(TASK INPUTS)
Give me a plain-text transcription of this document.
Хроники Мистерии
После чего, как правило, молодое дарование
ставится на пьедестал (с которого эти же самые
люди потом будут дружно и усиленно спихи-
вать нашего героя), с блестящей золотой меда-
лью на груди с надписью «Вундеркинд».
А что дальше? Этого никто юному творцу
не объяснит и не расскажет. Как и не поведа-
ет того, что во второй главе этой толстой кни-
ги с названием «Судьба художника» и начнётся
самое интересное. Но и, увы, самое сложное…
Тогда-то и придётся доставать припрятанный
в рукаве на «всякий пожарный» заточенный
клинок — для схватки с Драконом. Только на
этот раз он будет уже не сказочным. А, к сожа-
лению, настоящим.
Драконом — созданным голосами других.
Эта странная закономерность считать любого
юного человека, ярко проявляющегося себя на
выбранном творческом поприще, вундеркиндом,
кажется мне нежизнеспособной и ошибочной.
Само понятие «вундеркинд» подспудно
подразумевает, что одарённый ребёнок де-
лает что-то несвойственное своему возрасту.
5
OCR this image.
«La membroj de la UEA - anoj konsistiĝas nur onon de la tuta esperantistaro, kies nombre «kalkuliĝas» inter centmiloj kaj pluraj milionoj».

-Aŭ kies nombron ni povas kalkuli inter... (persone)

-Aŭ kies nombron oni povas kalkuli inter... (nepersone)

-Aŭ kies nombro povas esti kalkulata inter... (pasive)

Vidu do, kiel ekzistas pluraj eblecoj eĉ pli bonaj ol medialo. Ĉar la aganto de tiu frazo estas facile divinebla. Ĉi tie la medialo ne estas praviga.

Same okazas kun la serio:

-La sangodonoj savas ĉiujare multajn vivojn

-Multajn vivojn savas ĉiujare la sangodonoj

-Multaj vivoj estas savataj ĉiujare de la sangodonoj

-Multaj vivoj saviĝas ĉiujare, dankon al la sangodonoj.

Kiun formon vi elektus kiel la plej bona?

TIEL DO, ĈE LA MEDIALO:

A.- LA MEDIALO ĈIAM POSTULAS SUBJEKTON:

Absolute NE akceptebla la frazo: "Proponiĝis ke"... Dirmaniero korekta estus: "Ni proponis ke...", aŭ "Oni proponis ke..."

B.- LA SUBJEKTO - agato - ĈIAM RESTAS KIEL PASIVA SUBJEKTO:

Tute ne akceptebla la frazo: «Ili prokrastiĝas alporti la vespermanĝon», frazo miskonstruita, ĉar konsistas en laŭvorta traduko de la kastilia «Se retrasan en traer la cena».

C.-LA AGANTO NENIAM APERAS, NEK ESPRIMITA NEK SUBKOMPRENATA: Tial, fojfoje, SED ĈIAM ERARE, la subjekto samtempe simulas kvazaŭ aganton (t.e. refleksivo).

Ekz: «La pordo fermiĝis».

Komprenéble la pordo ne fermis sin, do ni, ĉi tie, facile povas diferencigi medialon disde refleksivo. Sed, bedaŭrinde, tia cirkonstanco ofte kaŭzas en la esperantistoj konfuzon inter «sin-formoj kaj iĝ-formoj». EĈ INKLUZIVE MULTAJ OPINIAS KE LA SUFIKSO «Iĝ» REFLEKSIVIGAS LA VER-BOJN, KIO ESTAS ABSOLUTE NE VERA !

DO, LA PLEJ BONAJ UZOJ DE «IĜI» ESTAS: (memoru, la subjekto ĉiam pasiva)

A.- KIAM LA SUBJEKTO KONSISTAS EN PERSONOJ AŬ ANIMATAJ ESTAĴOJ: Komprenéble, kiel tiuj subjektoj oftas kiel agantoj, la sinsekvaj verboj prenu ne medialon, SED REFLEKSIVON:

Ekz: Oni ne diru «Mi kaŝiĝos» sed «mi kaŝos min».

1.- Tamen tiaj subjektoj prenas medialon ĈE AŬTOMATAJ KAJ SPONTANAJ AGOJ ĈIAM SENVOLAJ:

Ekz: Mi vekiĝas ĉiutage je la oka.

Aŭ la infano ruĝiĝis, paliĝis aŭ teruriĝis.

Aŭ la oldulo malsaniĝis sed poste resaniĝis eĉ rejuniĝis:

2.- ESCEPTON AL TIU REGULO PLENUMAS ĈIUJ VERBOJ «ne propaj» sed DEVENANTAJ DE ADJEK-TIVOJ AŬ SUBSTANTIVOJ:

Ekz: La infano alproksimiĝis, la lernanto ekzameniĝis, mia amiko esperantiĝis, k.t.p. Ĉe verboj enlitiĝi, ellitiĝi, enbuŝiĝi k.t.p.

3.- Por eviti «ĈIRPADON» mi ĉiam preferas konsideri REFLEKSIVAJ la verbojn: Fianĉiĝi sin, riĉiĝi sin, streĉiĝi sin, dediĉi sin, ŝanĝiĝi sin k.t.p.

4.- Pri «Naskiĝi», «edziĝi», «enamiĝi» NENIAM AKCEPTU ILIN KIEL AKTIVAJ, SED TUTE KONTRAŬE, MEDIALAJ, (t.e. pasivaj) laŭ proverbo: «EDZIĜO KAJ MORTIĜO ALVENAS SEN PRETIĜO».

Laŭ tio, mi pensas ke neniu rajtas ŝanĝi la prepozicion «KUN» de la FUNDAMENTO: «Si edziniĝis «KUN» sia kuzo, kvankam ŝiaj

(PROBLEM) Reproduce the material above without altering a single character.

(SOLVED EXERCISE)
Give me a plain-text transcription of this document.
Хроники Мистерии
После чего, как правило, молодое дарование
ставится на пьедестал (с которого эти же самые
люди потом будут дружно и усиленно спихи-
вать нашего героя), с блестящей золотой меда-
лью на груди с надписью «Вундеркинд».
А что дальше? Этого никто юному творцу
не объяснит и не расскажет. Как и не поведа-
ет того, что во второй главе этой толстой кни-
ги с названием «Судьба художника» и начнётся
самое интересное. Но и, увы, самое сложное…
Тогда-то и придётся доставать припрятанный
в рукаве на «всякий пожарный» заточенный
клинок — для схватки с Драконом. Только на
этот раз он будет уже не сказочным. А, к сожа-
лению, настоящим.
Драконом — созданным голосами других.
Эта странная закономерность считать любого
юного человека, ярко проявляющегося себя на
выбранном творческом поприще, вундеркиндом,
кажется мне нежизнеспособной и ошибочной.
Само понятие «вундеркинд» подспудно
подразумевает, что одарённый ребёнок де-
лает что-то несвойственное своему возрасту.
5
OCR this image.
«La membroj de la UEA - anoj konsistiĝas nur onon de la tuta esperantistaro, kies nombre «kalkuliĝas» inter centmiloj kaj pluraj milionoj».

-Aŭ kies nombron ni povas kalkuli inter... (persone)

-Aŭ kies nombron oni povas kalkuli inter... (nepersone)

-Aŭ kies nombro povas esti kalkulata inter... (pasive)

Vidu do, kiel ekzistas pluraj eblecoj eĉ pli bonaj ol medialo. Ĉar la aganto de tiu frazo estas facile divinebla. Ĉi tie la medialo ne estas praviga.

Same okazas kun la serio:

-La sangodonoj savas ĉiujare multajn vivojn

-Multajn vivojn savas ĉiujare la sangodonoj

-Multaj vivoj estas savataj ĉiujare de la sangodonoj

-Multaj vivoj saviĝas ĉiujare, dankon al la sangodonoj.

Kiun formon vi elektus kiel la plej bona?

TIEL DO, ĈE LA MEDIALO:

A.- LA MEDIALO ĈIAM POSTULAS SUBJEKTON:

Absolute NE akceptebla la frazo: "Proponiĝis ke"... Dirmaniero korekta estus: "Ni proponis ke...", aŭ "Oni proponis ke..."

B.- LA SUBJEKTO - agato - ĈIAM RESTAS KIEL PASIVA SUBJEKTO:

Tute ne akceptebla la frazo: «Ili prokrastiĝas alporti la vespermanĝon», frazo miskonstruita, ĉar konsistas en laŭvorta traduko de la kastilia «Se retrasan en traer la cena».

C.-LA AGANTO NENIAM APERAS, NEK ESPRIMITA NEK SUBKOMPRENATA: Tial, fojfoje, SED ĈIAM ERARE, la subjekto samtempe simulas kvazaŭ aganton (t.e. refleksivo).

Ekz: «La pordo fermiĝis».

Komprenéble la pordo ne fermis sin, do ni, ĉi tie, facile povas diferencigi medialon disde refleksivo. Sed, bedaŭrinde, tia cirkonstanco ofte kaŭzas en la esperantistoj konfuzon inter «sin-formoj kaj iĝ-formoj». EĈ INKLUZIVE MULTAJ OPINIAS KE LA SUFIKSO «Iĝ» REFLEKSIVIGAS LA VER-BOJN, KIO ESTAS ABSOLUTE NE VERA !

DO, LA PLEJ BONAJ UZOJ DE «IĜI» ESTAS: (memoru, la subjekto ĉiam pasiva)

A.- KIAM LA SUBJEKTO KONSISTAS EN PERSONOJ AŬ ANIMATAJ ESTAĴOJ: Komprenéble, kiel tiuj subjektoj oftas kiel agantoj, la sinsekvaj verboj prenu ne medialon, SED REFLEKSIVON:

Ekz: Oni ne diru «Mi kaŝiĝos» sed «mi kaŝos min».

1.- Tamen tiaj subjektoj prenas medialon ĈE AŬTOMATAJ KAJ SPONTANAJ AGOJ ĈIAM SENVOLAJ:

Ekz: Mi vekiĝas ĉiutage je la oka.

Aŭ la infano ruĝiĝis, paliĝis aŭ teruriĝis.

Aŭ la oldulo malsaniĝis sed poste resaniĝis eĉ rejuniĝis:

2.- ESCEPTON AL TIU REGULO PLENUMAS ĈIUJ VERBOJ «ne propaj» sed DEVENANTAJ DE ADJEK-TIVOJ AŬ SUBSTANTIVOJ:

Ekz: La infano alproksimiĝis, la lernanto ekzameniĝis, mia amiko esperantiĝis, k.t.p. Ĉe verboj enlitiĝi, ellitiĝi, enbuŝiĝi k.t.p.

3.- Por eviti «ĈIRPADON» mi ĉiam preferas konsideri REFLEKSIVAJ la verbojn: Fianĉiĝi sin, riĉiĝi sin, streĉiĝi sin, dediĉi sin, ŝanĝiĝi sin k.t.p.

4.- Pri «Naskiĝi», «edziĝi», «enamiĝi» NENIAM AKCEPTU ILIN KIEL AKTIVAJ, SED TUTE KONTRAŬE, MEDIALAJ, (t.e. pasivaj) laŭ proverbo: «EDZIĜO KAJ MORTIĜO ALVENAS SEN PRETIĜO».

Laŭ tio, mi pensas ke neniu rajtas ŝanĝi la prepozicion «KUN» de la FUNDAMENTO: «Si edziniĝis «KUN» sia kuzo, kvankam ŝiaj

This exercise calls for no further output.